* BEGIN Records to use *
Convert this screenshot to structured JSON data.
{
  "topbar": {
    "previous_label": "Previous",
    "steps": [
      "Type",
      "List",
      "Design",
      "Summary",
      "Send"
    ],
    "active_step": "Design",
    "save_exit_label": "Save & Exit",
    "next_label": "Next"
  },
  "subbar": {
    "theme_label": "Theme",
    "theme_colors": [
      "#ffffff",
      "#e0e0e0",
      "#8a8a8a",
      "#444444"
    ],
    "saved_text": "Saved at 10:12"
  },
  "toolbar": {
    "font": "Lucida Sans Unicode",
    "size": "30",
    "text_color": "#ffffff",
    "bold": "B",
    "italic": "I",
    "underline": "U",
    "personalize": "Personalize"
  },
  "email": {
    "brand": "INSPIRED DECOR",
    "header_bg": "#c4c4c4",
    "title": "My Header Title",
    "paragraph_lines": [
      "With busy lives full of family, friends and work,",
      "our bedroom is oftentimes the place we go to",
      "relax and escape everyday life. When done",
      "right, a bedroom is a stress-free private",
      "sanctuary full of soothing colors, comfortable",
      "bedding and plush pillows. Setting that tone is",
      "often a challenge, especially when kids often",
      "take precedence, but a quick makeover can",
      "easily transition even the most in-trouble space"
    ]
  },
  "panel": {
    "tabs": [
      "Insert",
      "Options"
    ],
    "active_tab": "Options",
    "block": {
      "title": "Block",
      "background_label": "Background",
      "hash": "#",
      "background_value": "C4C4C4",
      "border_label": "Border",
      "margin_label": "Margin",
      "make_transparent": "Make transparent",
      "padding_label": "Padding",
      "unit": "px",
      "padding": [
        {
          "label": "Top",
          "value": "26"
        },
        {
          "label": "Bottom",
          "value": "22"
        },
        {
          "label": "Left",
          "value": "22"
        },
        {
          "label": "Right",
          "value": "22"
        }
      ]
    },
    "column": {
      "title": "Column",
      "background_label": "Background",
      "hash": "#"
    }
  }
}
* END Records to use *
Prompt ::
Extract all lines of the records above that include "bedroom".

Final result ::
      "our bedroom is oftentimes the place we go to",
      "right, a bedroom is a stress-free private",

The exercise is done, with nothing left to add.